#### [Dataset rows]
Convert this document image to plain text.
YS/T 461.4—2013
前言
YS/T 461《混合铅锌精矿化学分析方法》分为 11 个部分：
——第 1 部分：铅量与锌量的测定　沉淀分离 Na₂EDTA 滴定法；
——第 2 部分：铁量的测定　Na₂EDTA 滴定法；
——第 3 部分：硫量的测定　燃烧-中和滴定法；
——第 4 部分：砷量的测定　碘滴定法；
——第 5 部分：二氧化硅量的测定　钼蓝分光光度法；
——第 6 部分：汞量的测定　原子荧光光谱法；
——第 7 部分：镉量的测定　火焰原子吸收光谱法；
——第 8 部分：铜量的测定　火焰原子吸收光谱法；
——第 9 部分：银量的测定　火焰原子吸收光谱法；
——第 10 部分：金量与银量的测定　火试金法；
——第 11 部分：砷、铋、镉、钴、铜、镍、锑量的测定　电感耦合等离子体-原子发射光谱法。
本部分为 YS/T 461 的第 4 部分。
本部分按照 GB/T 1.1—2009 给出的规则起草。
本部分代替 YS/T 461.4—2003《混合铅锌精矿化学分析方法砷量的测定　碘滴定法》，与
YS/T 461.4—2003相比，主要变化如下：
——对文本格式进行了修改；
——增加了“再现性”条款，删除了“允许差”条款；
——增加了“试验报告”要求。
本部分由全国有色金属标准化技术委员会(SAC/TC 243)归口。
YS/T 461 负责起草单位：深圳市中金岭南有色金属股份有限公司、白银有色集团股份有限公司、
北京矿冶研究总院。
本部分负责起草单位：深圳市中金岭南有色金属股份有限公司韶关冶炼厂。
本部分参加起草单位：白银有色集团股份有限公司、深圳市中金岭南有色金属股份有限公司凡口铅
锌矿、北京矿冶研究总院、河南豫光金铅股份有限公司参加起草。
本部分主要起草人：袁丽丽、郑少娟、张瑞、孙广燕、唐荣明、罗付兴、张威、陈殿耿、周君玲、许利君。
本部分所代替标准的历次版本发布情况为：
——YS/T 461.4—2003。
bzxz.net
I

#### [Exercise aim]
Return the entries above exactly, each one complete.

#### [Solution]
Convert this document image to plain text.
YS/T 461.4—2013
前言
YS/T 461《混合铅锌精矿化学分析方法》分为 11 个部分：
——第 1 部分：铅量与锌量的测定　沉淀分离 Na₂EDTA 滴定法；
——第 2 部分：铁量的测定　Na₂EDTA 滴定法；
——第 3 部分：硫量的测定　燃烧-中和滴定法；
——第 4 部分：砷量的测定　碘滴定法；
——第 5 部分：二氧化硅量的测定　钼蓝分光光度法；
——第 6 部分：汞量的测定　原子荧光光谱法；
——第 7 部分：镉量的测定　火焰原子吸收光谱法；
——第 8 部分：铜量的测定　火焰原子吸收光谱法；
——第 9 部分：银量的测定　火焰原子吸收光谱法；
——第 10 部分：金量与银量的测定　火试金法；
——第 11 部分：砷、铋、镉、钴、铜、镍、锑量的测定　电感耦合等离子体-原子发射光谱法。
本部分为 YS/T 461 的第 4 部分。
本部分按照 GB/T 1.1—2009 给出的规则起草。
本部分代替 YS/T 461.4—2003《混合铅锌精矿化学分析方法砷量的测定　碘滴定法》，与
YS/T 461.4—2003相比，主要变化如下：
——对文本格式进行了修改；
——增加了“再现性”条款，删除了“允许差”条款；
——增加了“试验报告”要求。
本部分由全国有色金属标准化技术委员会(SAC/TC 243)归口。
YS/T 461 负责起草单位：深圳市中金岭南有色金属股份有限公司、白银有色集团股份有限公司、
北京矿冶研究总院。
本部分负责起草单位：深圳市中金岭南有色金属股份有限公司韶关冶炼厂。
本部分参加起草单位：白银有色集团股份有限公司、深圳市中金岭南有色金属股份有限公司凡口铅
锌矿、北京矿冶研究总院、河南豫光金铅股份有限公司参加起草。
本部分主要起草人：袁丽丽、郑少娟、张瑞、孙广燕、唐荣明、罗付兴、张威、陈殿耿、周君玲、许利君。
本部分所代替标准的历次版本发布情况为：
——YS/T 461.4—2003。
bzxz.net
I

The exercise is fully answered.